[Exercise]
Take the line containing "Output the text content of this document." and all lines after it, through the end of the material, and repeat them exactly, pictures left out.

[Provided entries]

★ ★ ★

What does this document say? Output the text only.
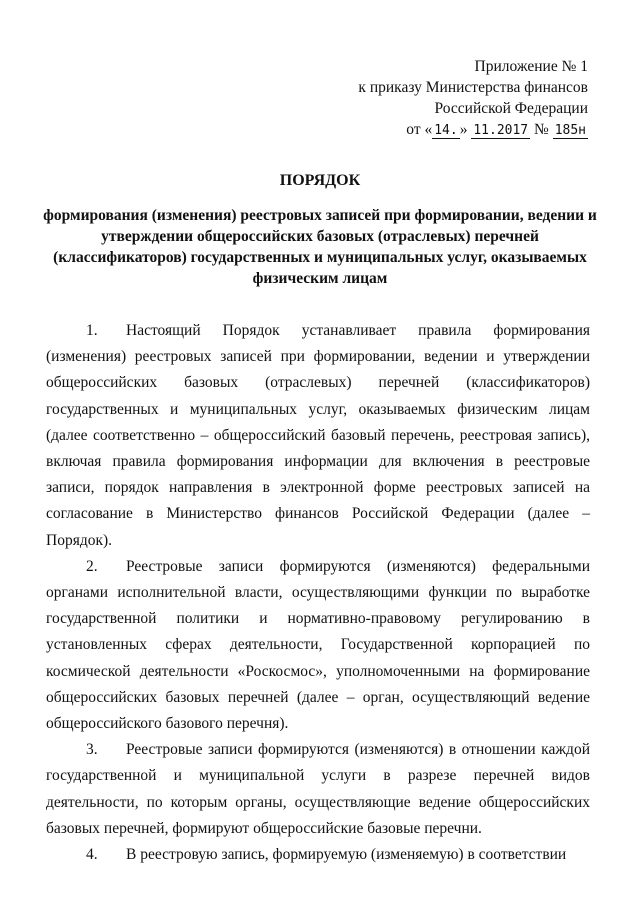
Приложение № 1
к приказу Министерства финансов
Российской Федерации
от « 14. » 11.2017 № 185н
ПОРЯДОК
формирования (изменения) реестровых записей при формировании, ведении и утверждении общероссийских базовых (отраслевых) перечней (классификаторов) государственных и муниципальных услуг, оказываемых физическим лицам

1. Настоящий Порядок устанавливает правила формирования (изменения) реестровых записей при формировании, ведении и утверждении общероссийских базовых (отраслевых) перечней (классификаторов) государственных и муниципальных услуг, оказываемых физическим лицам (далее соответственно – общероссийский базовый перечень, реестровая запись), включая правила формирования информации для включения в реестровые записи, порядок направления в электронной форме реестровых записей на согласование в Министерство финансов Российской Федерации (далее – Порядок).

2. Реестровые записи формируются (изменяются) федеральными органами исполнительной власти, осуществляющими функции по выработке государственной политики и нормативно-правовому регулированию в установленных сферах деятельности, Государственной корпорацией по космической деятельности «Роскосмос», уполномоченными на формирование общероссийских базовых перечней (далее – орган, осуществляющий ведение общероссийского базового перечня).

3. Реестровые записи формируются (изменяются) в отношении каждой государственной и муниципальной услуги в разрезе перечней видов деятельности, по которым органы, осуществляющие ведение общероссийских базовых перечней, формируют общероссийские базовые перечни.

4. В реестровую запись, формируемую (изменяемую) в соответствии
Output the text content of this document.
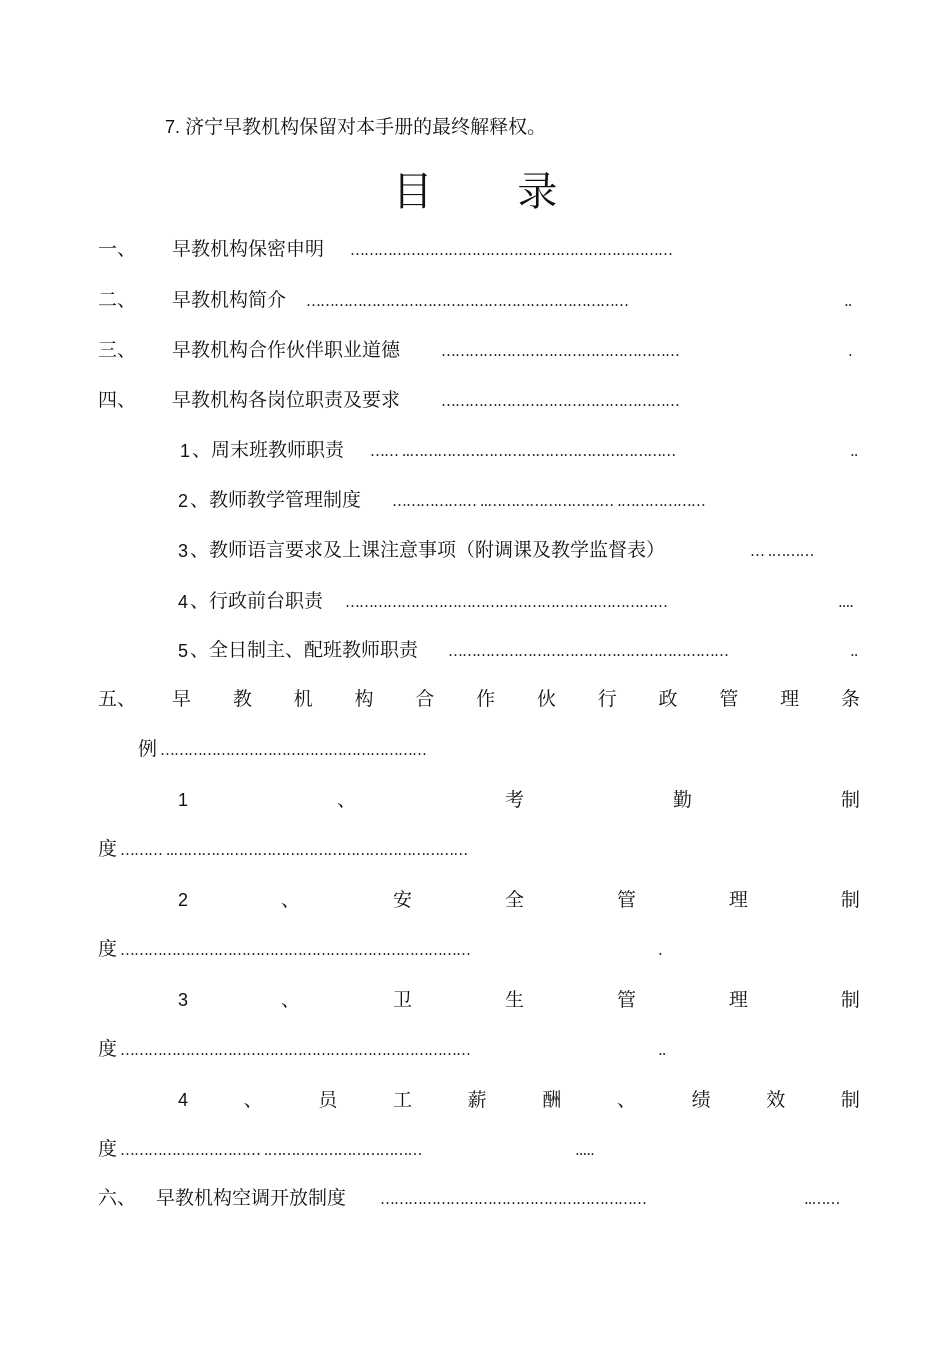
7. 济宁早教机构保留对本手册的最终解释权。
目 录
一、 早教机构保密申明 ……………………………………………………………
二、 早教机构简介 ……………………………………………………………	..
三、 早教机构合作伙伴职业道德	……………………………………………	.
四、 早教机构各岗位职责及要求	……………………………………………
1 、周末班教师职责 …… ..…………………………………………………	..
2 、教师教学管理制度 ……………… ..……………………… .………………
3 、教师语言要求及上课注意事项（附调课及教学监督表）	… .………
4 、行政前台职责 ……………………………………………………………	....
5 、全日制主、配班教师职责 ……………………………………………………	..
五、 早 教 机 构 合 作 伙 行 政 管 理 条
例 …………………………………………………
1	、	考	勤	制
度 ……… ..………………………………………………………
2	、	安	全	管	理	制
度 …………………………………………………………………	.
3	、	卫	生	管	理	制
度 …………………………………………………………………	..
4	、	员	工	薪	酬	、	绩	效	制
度 ………………………… .……………………………	.....
六、 早教机构空调开放制度 …………………………………………………	..……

★ ★ ★

[The answer]
Output the text content of this document.
7. 济宁早教机构保留对本手册的最终解释权。
目 录
一、 早教机构保密申明 ……………………………………………………………
二、 早教机构简介 ……………………………………………………………	..
三、 早教机构合作伙伴职业道德	……………………………………………	.
四、 早教机构各岗位职责及要求	……………………………………………
1 、周末班教师职责 …… ..…………………………………………………	..
2 、教师教学管理制度 ……………… ..……………………… .………………
3 、教师语言要求及上课注意事项（附调课及教学监督表）	… .………
4 、行政前台职责 ……………………………………………………………	....
5 、全日制主、配班教师职责 ……………………………………………………	..
五、 早 教 机 构 合 作 伙 行 政 管 理 条
例 …………………………………………………
1	、	考	勤	制
度 ……… ..………………………………………………………
2	、	安	全	管	理	制
度 …………………………………………………………………	.
3	、	卫	生	管	理	制
度 …………………………………………………………………	..
4	、	员	工	薪	酬	、	绩	效	制
度 ………………………… .……………………………	.....
六、 早教机构空调开放制度 …………………………………………………	..……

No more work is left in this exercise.